• What to produce
Filter the listing and keep only the lines with the word "title".

• Supplied records
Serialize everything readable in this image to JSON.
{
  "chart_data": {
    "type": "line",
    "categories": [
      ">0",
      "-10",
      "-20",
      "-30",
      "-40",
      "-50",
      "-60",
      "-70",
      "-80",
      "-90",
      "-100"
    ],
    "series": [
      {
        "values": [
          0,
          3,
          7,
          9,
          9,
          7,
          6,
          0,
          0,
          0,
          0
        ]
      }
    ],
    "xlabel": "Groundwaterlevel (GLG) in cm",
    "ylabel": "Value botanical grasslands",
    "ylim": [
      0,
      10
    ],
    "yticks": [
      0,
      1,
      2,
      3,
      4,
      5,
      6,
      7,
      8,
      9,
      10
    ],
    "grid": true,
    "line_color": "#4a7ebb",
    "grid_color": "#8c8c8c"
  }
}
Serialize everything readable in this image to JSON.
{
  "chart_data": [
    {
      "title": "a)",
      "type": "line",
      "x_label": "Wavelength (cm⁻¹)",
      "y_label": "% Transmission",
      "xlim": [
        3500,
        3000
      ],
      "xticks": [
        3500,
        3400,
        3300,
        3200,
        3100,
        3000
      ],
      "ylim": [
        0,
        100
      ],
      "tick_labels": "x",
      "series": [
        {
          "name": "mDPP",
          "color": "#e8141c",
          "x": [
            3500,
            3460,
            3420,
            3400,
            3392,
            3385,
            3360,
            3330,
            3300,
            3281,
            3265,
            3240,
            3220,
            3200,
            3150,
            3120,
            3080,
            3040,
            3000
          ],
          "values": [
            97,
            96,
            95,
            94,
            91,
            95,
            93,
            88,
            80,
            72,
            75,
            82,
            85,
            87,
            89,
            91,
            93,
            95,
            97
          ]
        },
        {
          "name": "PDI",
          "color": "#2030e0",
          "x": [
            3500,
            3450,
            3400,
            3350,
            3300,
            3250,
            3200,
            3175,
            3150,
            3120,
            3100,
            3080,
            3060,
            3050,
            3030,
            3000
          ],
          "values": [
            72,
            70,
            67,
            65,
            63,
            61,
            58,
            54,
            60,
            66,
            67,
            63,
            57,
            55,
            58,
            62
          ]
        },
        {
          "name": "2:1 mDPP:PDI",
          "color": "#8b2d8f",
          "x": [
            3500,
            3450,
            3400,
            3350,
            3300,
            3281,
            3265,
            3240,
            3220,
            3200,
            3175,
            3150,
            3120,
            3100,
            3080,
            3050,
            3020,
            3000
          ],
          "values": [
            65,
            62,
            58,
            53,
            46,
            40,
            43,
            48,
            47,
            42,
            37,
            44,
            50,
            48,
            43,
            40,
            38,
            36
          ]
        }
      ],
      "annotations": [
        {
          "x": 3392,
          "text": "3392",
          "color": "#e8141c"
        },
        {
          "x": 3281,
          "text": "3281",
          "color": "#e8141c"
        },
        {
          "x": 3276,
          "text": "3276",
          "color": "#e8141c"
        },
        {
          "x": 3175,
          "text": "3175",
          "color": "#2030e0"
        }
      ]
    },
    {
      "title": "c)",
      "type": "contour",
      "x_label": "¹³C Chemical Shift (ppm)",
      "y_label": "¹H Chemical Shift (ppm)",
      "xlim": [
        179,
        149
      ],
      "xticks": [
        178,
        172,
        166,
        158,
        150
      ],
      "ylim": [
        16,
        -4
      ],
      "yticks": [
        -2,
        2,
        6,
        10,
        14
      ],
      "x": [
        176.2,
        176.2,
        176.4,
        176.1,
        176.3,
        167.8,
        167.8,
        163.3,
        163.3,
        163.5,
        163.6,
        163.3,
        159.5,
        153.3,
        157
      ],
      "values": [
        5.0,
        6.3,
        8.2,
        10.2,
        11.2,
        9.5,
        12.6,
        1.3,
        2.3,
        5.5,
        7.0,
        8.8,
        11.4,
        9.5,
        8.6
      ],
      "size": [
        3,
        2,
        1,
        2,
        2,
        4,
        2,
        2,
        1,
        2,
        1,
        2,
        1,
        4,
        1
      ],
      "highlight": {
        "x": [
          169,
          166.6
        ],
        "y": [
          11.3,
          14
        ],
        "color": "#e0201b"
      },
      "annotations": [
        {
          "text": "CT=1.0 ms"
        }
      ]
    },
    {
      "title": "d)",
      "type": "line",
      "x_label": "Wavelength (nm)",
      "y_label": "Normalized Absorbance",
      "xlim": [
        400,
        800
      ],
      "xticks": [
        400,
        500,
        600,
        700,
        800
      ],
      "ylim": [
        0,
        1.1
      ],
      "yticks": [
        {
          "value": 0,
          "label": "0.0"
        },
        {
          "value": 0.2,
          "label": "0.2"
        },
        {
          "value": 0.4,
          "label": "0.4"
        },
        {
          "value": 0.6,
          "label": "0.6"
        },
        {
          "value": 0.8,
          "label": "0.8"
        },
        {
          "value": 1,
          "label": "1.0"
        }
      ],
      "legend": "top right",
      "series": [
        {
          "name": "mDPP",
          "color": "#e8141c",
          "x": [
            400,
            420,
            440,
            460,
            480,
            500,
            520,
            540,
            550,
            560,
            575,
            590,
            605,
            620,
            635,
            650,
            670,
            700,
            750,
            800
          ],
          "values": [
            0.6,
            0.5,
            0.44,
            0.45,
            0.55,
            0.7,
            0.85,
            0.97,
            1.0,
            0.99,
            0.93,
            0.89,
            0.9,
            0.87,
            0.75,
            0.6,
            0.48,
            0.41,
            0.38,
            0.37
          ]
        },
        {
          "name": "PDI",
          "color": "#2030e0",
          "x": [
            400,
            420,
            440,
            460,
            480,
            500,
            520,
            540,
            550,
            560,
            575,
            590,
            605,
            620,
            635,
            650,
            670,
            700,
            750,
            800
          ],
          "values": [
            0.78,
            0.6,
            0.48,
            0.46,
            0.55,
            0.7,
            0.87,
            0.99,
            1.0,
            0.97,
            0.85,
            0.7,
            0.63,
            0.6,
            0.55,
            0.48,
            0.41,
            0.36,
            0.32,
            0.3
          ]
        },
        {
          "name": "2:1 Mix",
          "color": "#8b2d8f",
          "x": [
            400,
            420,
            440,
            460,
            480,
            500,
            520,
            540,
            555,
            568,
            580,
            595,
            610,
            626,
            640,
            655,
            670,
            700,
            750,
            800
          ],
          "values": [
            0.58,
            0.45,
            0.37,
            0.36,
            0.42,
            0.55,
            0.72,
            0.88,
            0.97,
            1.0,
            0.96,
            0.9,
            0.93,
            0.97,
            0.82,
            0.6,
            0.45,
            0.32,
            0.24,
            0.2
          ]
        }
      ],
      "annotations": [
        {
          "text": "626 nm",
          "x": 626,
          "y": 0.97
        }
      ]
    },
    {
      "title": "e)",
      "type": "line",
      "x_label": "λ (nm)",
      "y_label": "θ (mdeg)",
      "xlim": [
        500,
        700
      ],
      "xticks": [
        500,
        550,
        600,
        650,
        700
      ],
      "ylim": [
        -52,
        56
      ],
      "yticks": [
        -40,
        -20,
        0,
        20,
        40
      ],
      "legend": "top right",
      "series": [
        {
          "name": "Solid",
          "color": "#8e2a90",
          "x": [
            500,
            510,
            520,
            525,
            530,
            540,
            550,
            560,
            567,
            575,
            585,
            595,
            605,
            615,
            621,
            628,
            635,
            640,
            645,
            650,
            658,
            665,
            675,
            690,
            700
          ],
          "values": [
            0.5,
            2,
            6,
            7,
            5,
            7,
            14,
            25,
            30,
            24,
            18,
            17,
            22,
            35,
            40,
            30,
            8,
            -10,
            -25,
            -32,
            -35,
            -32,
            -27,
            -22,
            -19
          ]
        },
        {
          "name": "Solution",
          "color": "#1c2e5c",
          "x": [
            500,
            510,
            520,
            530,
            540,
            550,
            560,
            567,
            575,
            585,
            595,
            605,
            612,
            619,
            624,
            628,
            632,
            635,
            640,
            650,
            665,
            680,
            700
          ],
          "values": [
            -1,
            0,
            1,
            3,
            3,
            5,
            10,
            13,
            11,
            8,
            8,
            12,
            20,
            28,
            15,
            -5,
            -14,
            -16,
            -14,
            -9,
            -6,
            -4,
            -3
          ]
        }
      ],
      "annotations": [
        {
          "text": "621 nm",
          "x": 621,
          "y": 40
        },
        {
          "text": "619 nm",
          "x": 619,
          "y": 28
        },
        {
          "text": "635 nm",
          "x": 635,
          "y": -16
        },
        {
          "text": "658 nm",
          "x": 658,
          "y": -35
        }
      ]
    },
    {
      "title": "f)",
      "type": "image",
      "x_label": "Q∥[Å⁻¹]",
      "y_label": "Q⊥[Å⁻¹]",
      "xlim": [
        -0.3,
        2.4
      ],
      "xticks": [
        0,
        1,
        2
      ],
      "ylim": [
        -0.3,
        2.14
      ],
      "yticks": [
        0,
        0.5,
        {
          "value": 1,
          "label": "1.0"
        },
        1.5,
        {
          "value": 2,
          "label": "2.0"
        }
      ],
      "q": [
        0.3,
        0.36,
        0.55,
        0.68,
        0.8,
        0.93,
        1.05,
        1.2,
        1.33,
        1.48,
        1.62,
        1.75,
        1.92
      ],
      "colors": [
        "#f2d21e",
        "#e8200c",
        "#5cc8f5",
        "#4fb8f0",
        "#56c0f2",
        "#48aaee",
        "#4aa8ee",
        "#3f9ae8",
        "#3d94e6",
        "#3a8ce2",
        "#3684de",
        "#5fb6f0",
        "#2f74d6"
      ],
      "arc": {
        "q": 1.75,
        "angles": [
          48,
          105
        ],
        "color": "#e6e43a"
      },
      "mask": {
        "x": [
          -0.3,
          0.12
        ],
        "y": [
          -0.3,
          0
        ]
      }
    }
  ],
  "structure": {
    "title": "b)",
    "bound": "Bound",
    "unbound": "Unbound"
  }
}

• Full output
      "title": "a)",
      "title": "c)",
      "title": "d)",
      "title": "e)",
      "title": "f)",
    "title": "b)",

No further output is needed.